Directions: Which lines include the word "Configuration"? Copy each of them.

Stored data entries:
--- START ---
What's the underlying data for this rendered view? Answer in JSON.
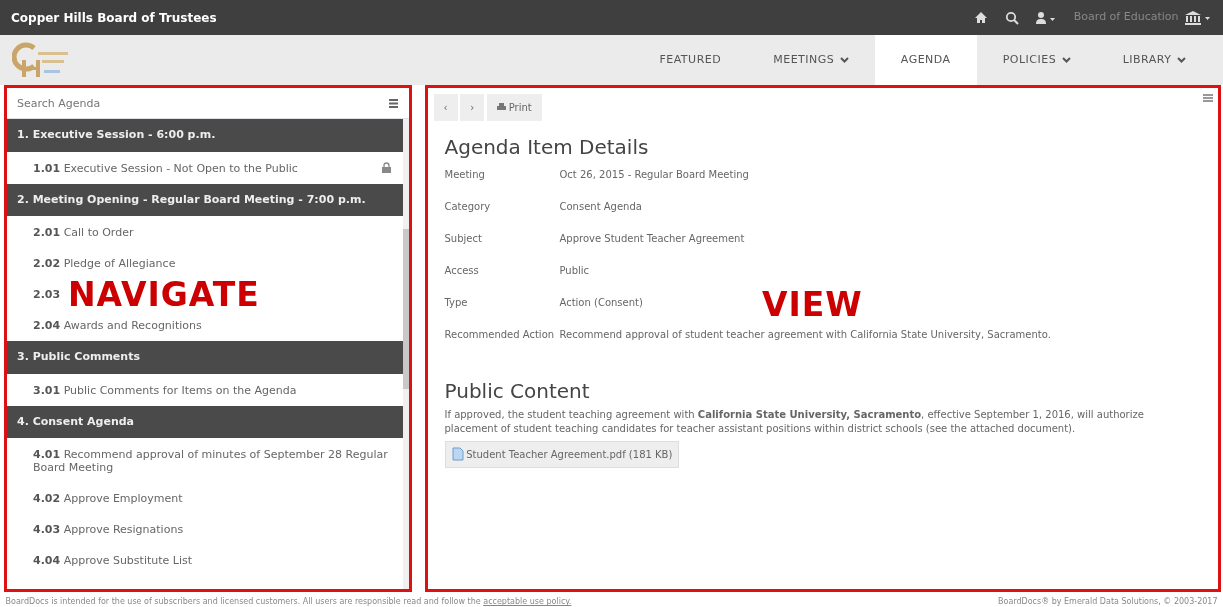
{
  "top_bar": {
    "title": "Copper Hills Board of Trustees",
    "account": "Board of Education"
  },
  "nav": {
    "items": [
      {
        "label": "FEATURED",
        "selected": false,
        "dropdown": false
      },
      {
        "label": "MEETINGS",
        "selected": false,
        "dropdown": true
      },
      {
        "label": "AGENDA",
        "selected": true,
        "dropdown": false
      },
      {
        "label": "POLICIES",
        "selected": false,
        "dropdown": true
      },
      {
        "label": "LIBRARY",
        "selected": false,
        "dropdown": true
      }
    ]
  },
  "agenda": {
    "search": {
      "placeholder": "Search Agenda"
    },
    "sections": [
      {
        "title": "1. Executive Session - 6:00 p.m.",
        "items": [
          {
            "number": "1.01",
            "title": "Executive Session - Not Open to the Public",
            "locked": true
          }
        ]
      },
      {
        "title": "2. Meeting Opening - Regular Board Meeting - 7:00 p.m.",
        "items": [
          {
            "number": "2.01",
            "title": "Call to Order",
            "locked": false
          },
          {
            "number": "2.02",
            "title": "Pledge of Allegiance",
            "locked": false
          },
          {
            "number": "2.03",
            "locked": false
          },
          {
            "number": "2.04",
            "title": "Awards and Recognitions",
            "locked": false
          }
        ]
      },
      {
        "title": "3. Public Comments",
        "items": [
          {
            "number": "3.01",
            "title": "Public Comments for Items on the Agenda",
            "locked": false
          }
        ]
      },
      {
        "title": "4. Consent Agenda",
        "items": [
          {
            "number": "4.01",
            "title": "Recommend approval of minutes of September 28 Regular Board Meeting",
            "locked": false
          },
          {
            "number": "4.02",
            "title": "Approve Employment",
            "locked": false
          },
          {
            "number": "4.03",
            "title": "Approve Resignations",
            "locked": false
          },
          {
            "number": "4.04",
            "title": "Approve Substitute List",
            "locked": false
          }
        ]
      }
    ]
  },
  "detail": {
    "toolbar": {
      "previous": "‹",
      "next": "›",
      "print": "Print"
    },
    "heading": "Agenda Item Details",
    "fields": [
      {
        "label": "Meeting",
        "value": "Oct 26, 2015 - Regular Board Meeting"
      },
      {
        "label": "Category",
        "value": "Consent Agenda"
      },
      {
        "label": "Subject",
        "value": "Approve Student Teacher Agreement"
      },
      {
        "label": "Access",
        "value": "Public"
      },
      {
        "label": "Type",
        "value": "Action (Consent)"
      },
      {
        "label": "Recommended Action",
        "value": "Recommend approval of student teacher agreement with California State University, Sacramento."
      }
    ],
    "public_content": {
      "heading": "Public Content",
      "body": "If approved, the student teaching agreement with **California State University, Sacramento**, effective September 1, 2016, will authorize placement of student teaching candidates for teacher assistant positions within district schools (see the attached document).",
      "attachment": "Student Teacher Agreement.pdf (181 KB)"
    }
  },
  "annotations": [
    {
      "label": "NAVIGATE"
    },
    {
      "label": "VIEW"
    }
  ],
  "footer": {
    "notice": "BoardDocs is intended for the use of subscribers and licensed customers. All users are responsible read and follow the",
    "link": "acceptable use policy.",
    "copyright": "BoardDocs® by Emerald Data Solutions, © 2003-2017"
  }
}
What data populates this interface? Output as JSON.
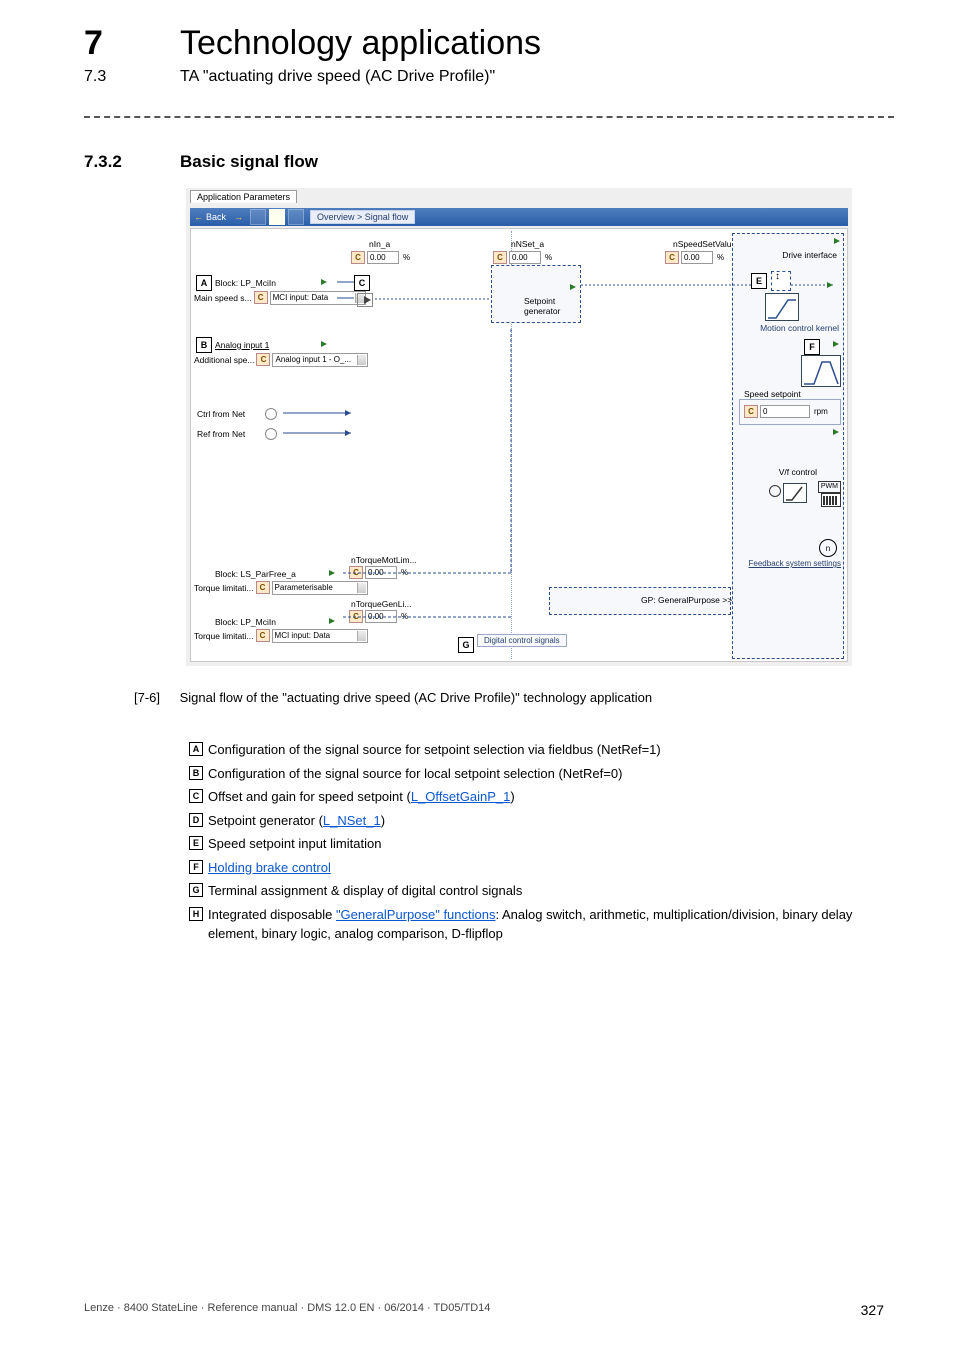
{
  "header": {
    "chapnum": "7",
    "chaptitle": "Technology applications",
    "secnum": "7.3",
    "sectitle": "TA \"actuating drive speed (AC Drive Profile)\"",
    "subsecnum": "7.3.2",
    "subsectitle": "Basic signal flow"
  },
  "diagram": {
    "tab": "Application Parameters",
    "back": "Back",
    "crumb": "Overview > Signal flow",
    "labels": {
      "nIn_a": "nIn_a",
      "nNSet_a": "nNSet_a",
      "nSpeedSetValu": "nSpeedSetValu...",
      "DriveInterface": "Drive interface",
      "SetpointGen": "Setpoint\ngenerator",
      "MotionCtrl": "Motion control kernel",
      "SpeedSetpoint": "Speed setpoint",
      "rpm": "rpm",
      "Vfcontrol": "V/f control",
      "PWM": "PWM",
      "nTorqueMotLim": "nTorqueMotLim...",
      "nTorqueGenLi": "nTorqueGenLi...",
      "GP": "GP: GeneralPurpose >>",
      "FeedbackSys": "Feedback system settings",
      "DigitalCtrlSig": "Digital control signals"
    },
    "blocks": {
      "A": {
        "title": "Block: LP_MciIn",
        "sub": "Main speed s...",
        "drop": "MCI input: Data"
      },
      "B": {
        "title": "Analog input 1",
        "sub": "Additional spe...",
        "drop": "Analog input 1 - O_..."
      },
      "CtrlFromNet": "Ctrl from Net",
      "RefFromNet": "Ref from Net",
      "ParFree": {
        "title": "Block: LS_ParFree_a",
        "sub": "Torque limitati...",
        "drop": "Parameterisable"
      },
      "Mci2": {
        "title": "Block: LP_MciIn",
        "sub": "Torque limitati...",
        "drop": "MCI input: Data"
      }
    },
    "vals": {
      "zero": "0.00",
      "zeroInt": "0"
    }
  },
  "caption": {
    "id": "[7-6]",
    "text": "Signal flow of the \"actuating drive speed (AC Drive Profile)\" technology application"
  },
  "legend": {
    "A": "Configuration of the signal source for setpoint selection via fieldbus (NetRef=1)",
    "B": "Configuration of the signal source for local setpoint selection (NetRef=0)",
    "C_pre": "Offset and gain for speed setpoint (",
    "C_link": "L_OffsetGainP_1",
    "C_post": ")",
    "D_pre": "Setpoint generator (",
    "D_link": "L_NSet_1",
    "D_post": ")",
    "E": "Speed setpoint input limitation",
    "F": "Holding brake control",
    "G": "Terminal assignment & display of digital control signals",
    "H_pre": "Integrated disposable ",
    "H_link": "\"GeneralPurpose\" functions",
    "H_post": ": Analog switch, arithmetic, multiplication/division, binary delay element, binary logic, analog comparison, D-flipflop"
  },
  "footer": {
    "line": "Lenze · 8400 StateLine · Reference manual · DMS 12.0 EN · 06/2014 · TD05/TD14",
    "page": "327"
  }
}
--- END ---
Finished answer:
    "A": "Configuration of the signal source for setpoint selection via fieldbus (NetRef=1)",
    "B": "Configuration of the signal source for local setpoint selection (NetRef=0)",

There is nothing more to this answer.